#### YOUR INSTRUCTIONS
Collect all lines from the records below that include the word "first".

#### EXTRACTED DATA

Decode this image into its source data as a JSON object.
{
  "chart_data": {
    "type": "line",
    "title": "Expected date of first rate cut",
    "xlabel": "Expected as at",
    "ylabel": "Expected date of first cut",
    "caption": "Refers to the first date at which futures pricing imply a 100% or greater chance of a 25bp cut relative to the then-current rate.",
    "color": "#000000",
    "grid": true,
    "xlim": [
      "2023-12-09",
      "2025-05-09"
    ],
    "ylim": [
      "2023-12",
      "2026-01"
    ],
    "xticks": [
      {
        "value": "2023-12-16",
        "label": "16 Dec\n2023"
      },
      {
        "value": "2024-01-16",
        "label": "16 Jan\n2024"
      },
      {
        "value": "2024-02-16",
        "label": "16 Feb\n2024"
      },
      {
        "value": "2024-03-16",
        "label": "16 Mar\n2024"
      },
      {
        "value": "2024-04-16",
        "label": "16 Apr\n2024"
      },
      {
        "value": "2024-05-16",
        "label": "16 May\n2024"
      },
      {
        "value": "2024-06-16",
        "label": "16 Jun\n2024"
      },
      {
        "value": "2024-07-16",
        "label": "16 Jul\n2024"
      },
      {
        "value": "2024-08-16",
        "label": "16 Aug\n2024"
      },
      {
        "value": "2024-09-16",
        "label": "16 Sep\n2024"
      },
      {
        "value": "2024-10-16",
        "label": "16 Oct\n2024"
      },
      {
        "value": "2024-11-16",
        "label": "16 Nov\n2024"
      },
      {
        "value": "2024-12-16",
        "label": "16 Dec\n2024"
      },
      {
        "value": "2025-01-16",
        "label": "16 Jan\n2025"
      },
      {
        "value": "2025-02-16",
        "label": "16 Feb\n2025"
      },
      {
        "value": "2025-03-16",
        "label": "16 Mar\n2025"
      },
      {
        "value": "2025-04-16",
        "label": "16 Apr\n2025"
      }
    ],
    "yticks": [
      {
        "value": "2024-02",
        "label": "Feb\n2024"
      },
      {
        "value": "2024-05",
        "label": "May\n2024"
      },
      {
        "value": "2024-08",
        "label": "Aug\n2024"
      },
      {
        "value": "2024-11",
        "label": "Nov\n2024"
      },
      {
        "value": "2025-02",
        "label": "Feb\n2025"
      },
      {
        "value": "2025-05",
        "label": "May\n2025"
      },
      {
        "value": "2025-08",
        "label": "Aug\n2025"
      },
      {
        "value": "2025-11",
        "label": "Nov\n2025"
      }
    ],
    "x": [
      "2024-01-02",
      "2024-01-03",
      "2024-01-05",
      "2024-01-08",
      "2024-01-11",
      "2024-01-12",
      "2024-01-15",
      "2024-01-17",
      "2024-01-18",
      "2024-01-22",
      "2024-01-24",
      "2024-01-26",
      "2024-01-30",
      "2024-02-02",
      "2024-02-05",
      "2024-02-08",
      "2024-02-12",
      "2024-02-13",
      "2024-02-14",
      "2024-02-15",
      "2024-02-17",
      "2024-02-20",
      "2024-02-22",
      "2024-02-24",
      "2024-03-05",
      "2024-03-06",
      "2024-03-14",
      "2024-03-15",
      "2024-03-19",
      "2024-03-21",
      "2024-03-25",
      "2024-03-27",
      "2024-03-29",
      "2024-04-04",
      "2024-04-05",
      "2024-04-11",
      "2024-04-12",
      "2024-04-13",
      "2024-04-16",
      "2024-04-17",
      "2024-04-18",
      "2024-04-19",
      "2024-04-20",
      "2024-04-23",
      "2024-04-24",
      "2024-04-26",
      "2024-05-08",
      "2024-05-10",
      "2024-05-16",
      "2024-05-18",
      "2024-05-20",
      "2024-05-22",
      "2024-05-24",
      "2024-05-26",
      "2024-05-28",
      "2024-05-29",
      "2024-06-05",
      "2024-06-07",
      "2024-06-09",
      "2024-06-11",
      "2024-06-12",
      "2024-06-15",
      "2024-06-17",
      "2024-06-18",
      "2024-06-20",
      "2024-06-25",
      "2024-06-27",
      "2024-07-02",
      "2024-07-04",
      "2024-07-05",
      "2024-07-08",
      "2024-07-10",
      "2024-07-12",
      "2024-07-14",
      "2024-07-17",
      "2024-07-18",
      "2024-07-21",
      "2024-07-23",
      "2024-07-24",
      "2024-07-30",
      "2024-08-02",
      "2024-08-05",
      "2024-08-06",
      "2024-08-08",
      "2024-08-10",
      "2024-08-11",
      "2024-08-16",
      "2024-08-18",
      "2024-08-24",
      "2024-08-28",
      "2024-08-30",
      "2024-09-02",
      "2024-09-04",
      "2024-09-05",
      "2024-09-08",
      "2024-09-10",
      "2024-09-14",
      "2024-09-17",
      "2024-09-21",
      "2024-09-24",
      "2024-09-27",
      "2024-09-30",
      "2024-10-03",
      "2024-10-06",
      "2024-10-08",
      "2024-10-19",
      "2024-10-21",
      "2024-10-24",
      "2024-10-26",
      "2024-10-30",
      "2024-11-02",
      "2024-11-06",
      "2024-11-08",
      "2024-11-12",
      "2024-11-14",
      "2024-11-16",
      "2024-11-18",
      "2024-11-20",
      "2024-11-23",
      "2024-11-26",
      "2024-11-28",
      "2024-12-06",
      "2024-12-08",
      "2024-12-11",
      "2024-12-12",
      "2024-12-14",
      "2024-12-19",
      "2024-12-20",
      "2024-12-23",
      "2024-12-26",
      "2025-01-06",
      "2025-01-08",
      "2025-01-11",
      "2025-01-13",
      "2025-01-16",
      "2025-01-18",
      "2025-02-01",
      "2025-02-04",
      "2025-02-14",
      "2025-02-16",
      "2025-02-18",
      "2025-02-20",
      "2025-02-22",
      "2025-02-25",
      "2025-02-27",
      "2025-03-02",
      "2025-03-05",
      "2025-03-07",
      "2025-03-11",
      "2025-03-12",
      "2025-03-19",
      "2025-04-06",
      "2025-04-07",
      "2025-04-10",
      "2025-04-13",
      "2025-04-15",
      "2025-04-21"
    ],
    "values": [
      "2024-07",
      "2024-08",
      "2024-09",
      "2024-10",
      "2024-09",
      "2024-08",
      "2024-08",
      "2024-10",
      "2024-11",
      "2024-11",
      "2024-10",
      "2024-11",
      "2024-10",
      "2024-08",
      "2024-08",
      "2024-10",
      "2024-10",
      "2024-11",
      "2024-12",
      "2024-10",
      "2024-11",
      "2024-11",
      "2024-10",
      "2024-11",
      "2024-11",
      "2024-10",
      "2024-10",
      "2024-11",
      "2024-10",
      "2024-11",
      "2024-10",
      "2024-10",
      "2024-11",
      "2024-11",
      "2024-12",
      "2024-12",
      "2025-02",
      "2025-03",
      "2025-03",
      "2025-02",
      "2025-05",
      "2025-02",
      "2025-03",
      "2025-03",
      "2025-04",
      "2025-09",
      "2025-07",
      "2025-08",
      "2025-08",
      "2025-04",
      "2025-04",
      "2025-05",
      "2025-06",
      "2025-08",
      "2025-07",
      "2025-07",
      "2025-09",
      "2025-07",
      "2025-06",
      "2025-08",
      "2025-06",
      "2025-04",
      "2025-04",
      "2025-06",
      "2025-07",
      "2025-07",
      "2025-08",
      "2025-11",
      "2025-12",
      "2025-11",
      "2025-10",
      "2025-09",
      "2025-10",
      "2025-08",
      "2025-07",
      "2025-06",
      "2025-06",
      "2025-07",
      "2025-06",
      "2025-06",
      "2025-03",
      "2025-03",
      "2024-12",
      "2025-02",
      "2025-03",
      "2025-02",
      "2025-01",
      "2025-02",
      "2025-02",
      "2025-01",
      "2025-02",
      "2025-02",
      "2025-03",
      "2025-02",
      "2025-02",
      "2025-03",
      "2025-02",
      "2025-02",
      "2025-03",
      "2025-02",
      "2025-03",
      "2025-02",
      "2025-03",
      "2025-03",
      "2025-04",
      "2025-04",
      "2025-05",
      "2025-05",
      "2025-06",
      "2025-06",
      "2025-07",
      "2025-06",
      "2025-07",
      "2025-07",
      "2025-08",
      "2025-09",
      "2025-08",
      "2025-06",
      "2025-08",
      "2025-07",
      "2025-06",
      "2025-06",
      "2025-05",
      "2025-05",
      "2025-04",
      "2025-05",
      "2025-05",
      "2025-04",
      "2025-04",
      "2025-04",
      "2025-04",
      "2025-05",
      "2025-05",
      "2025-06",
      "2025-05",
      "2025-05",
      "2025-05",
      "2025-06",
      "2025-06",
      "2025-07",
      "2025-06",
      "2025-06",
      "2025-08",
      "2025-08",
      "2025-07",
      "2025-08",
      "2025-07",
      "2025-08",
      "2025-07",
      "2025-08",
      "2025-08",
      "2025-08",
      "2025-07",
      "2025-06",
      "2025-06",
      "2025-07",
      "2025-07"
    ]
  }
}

#### TASK RESPONSE
    "title": "Expected date of first rate cut",
    "ylabel": "Expected date of first cut",
    "caption": "Refers to the first date at which futures pricing imply a 100% or greater chance of a 25bp cut relative to the then-current rate.",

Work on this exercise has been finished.